Exercise prompt: Find how many lines in the data below include the word "name", then write only that number.

Exercise inputs:
------------------------

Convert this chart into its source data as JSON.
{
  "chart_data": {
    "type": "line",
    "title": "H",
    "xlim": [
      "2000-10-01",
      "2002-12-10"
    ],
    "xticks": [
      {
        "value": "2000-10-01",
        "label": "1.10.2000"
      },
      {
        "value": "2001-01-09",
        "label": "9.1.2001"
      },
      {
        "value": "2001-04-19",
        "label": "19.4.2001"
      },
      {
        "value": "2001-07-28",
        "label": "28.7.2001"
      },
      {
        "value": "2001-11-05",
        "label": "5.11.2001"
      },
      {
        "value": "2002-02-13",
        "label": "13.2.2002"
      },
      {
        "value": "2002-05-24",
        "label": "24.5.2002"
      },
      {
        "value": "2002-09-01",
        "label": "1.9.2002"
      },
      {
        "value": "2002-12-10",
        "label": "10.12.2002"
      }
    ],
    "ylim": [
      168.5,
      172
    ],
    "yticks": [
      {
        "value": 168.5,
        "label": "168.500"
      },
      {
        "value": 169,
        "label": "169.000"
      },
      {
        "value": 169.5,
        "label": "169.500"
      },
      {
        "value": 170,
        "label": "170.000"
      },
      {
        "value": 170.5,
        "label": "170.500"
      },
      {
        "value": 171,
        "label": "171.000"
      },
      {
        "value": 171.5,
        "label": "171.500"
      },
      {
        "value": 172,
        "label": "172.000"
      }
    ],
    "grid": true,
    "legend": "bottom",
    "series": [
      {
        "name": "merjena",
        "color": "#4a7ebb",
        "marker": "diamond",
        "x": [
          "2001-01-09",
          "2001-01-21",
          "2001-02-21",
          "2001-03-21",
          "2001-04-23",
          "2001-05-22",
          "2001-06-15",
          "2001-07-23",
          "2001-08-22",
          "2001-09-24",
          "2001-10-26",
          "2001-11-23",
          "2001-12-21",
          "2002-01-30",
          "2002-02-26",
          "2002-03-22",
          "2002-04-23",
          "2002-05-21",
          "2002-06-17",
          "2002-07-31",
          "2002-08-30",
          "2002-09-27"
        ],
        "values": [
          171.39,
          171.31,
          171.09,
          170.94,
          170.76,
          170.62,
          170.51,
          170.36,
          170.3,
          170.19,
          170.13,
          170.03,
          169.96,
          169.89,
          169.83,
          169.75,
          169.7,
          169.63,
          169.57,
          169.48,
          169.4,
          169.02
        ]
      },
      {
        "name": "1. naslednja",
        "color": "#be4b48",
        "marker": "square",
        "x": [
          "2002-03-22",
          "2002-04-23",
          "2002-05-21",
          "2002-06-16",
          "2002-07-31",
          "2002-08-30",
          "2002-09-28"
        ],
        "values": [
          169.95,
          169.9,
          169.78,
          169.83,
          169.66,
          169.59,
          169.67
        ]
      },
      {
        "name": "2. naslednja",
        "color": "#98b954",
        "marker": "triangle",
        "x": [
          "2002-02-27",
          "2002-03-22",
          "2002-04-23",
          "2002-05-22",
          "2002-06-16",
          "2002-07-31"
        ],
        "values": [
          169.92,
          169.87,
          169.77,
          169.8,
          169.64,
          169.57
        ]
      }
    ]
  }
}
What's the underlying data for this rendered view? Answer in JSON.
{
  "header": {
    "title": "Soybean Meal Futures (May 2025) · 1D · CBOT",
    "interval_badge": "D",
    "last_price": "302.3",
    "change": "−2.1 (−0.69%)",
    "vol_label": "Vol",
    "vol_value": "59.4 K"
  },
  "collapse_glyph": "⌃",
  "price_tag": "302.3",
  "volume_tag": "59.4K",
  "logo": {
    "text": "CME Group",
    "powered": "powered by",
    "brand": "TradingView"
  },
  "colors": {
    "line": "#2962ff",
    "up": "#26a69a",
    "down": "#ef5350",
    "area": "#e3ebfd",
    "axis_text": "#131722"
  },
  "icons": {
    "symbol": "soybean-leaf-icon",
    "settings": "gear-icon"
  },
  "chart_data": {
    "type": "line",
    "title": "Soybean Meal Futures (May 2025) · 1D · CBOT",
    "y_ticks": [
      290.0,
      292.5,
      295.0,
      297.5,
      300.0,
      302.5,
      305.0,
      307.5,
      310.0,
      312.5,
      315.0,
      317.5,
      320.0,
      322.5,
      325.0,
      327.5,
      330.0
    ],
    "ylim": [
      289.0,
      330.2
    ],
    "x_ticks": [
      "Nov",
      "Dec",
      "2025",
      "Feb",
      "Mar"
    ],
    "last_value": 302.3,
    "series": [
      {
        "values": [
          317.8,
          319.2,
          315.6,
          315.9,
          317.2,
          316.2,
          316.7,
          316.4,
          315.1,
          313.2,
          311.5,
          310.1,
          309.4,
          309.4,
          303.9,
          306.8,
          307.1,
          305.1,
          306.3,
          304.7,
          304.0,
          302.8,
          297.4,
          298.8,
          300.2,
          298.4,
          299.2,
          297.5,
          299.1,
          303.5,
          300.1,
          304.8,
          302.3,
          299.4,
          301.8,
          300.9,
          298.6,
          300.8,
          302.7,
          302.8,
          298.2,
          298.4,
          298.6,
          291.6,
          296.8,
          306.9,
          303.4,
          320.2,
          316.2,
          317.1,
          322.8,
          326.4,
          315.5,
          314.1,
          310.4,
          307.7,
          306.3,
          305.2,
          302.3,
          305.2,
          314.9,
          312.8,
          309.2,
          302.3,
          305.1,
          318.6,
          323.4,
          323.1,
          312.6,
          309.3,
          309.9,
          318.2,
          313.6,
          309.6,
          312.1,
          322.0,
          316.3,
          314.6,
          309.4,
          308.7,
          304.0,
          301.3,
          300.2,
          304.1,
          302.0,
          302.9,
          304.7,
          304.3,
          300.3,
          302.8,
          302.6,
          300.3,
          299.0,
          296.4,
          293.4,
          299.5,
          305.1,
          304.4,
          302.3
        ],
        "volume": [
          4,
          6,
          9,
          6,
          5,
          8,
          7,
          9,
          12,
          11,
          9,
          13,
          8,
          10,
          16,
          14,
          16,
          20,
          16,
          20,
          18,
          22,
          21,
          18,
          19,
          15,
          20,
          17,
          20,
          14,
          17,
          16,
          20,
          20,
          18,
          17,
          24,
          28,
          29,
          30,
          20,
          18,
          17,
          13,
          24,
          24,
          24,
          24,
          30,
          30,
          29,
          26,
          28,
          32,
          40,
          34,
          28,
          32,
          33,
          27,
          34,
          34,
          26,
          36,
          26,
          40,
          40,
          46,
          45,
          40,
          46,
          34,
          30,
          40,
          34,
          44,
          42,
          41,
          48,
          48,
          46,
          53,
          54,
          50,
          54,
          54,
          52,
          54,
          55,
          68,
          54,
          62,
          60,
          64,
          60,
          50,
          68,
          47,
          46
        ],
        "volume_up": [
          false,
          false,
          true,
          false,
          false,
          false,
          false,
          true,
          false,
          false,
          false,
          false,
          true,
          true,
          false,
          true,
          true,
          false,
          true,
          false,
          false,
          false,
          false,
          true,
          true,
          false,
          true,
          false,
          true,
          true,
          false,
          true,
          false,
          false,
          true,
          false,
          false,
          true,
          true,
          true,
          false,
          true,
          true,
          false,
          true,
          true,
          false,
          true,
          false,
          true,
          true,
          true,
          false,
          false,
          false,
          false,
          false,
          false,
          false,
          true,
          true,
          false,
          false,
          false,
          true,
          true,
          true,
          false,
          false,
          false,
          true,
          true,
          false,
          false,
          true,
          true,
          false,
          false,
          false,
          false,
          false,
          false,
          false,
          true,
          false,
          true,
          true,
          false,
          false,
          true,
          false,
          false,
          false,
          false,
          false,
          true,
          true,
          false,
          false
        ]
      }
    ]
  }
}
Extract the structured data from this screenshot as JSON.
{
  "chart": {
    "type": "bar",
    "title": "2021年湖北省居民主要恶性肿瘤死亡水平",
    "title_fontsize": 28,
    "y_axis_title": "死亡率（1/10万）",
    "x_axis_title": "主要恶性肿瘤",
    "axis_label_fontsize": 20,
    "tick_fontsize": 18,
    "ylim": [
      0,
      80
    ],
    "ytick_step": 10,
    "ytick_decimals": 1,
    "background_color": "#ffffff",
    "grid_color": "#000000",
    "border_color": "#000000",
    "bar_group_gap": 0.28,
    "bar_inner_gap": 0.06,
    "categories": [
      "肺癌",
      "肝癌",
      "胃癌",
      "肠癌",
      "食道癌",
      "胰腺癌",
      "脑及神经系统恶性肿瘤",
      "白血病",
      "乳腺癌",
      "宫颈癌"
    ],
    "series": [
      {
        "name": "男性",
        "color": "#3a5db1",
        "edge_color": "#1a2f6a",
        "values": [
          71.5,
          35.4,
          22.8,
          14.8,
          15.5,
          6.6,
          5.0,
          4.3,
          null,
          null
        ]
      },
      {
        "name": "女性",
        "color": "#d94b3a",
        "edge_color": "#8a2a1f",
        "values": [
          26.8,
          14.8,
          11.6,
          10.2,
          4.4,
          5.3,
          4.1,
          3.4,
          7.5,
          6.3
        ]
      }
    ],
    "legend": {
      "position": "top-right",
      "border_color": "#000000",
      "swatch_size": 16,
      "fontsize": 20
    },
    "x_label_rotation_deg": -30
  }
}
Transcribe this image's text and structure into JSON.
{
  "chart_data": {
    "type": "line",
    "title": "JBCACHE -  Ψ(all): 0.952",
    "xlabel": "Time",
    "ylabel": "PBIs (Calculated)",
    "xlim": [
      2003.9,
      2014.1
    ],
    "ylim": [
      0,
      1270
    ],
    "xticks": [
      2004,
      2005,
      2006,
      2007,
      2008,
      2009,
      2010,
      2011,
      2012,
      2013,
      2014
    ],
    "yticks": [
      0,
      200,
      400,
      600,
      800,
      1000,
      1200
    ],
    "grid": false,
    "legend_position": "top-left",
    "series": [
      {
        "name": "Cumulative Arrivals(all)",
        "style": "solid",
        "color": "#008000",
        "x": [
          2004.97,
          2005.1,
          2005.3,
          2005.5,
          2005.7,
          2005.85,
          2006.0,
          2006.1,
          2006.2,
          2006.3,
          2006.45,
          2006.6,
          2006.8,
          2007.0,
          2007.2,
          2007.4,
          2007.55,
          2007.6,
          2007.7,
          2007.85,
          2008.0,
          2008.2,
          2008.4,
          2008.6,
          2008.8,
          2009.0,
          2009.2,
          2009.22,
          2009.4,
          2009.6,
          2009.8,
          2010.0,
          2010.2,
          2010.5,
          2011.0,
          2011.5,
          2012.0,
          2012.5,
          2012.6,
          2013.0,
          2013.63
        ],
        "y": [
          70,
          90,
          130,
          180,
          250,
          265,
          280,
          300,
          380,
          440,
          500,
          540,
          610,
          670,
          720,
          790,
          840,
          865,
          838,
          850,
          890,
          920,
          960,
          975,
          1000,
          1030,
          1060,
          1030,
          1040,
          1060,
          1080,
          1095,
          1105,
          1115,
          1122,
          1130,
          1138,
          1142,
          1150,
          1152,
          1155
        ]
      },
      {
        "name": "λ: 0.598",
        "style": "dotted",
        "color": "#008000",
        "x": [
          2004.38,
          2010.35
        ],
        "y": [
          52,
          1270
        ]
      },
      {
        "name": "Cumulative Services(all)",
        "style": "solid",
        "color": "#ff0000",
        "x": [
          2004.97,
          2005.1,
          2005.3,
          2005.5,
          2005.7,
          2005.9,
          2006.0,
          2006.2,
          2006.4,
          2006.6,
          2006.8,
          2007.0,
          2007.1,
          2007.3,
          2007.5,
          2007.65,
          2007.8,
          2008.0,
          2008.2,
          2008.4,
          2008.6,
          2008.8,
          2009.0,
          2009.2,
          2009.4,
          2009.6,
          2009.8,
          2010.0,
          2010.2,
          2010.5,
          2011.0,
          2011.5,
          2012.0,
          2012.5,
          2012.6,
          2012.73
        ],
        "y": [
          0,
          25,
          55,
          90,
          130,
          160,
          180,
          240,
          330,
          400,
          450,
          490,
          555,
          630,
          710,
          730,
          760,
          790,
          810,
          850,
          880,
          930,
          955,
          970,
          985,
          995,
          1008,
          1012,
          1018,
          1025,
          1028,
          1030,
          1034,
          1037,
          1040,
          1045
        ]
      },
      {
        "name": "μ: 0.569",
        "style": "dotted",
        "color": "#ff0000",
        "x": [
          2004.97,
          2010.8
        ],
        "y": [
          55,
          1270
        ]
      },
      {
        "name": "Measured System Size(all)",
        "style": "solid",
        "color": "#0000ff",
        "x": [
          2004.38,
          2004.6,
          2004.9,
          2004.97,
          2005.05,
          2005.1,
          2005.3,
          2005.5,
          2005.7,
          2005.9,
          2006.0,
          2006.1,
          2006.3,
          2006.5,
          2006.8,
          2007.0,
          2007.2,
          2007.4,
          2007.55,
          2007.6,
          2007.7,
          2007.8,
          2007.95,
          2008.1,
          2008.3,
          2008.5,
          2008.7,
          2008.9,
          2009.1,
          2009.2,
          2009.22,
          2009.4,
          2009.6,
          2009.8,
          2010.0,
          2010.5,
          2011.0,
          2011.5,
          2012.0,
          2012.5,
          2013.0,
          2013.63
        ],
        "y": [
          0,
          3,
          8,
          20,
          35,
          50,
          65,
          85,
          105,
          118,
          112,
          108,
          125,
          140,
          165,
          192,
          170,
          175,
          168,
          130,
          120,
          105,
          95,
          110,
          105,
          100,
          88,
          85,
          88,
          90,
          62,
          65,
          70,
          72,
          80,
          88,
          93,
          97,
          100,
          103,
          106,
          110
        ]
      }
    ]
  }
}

------------------------

Response to the exercise: 10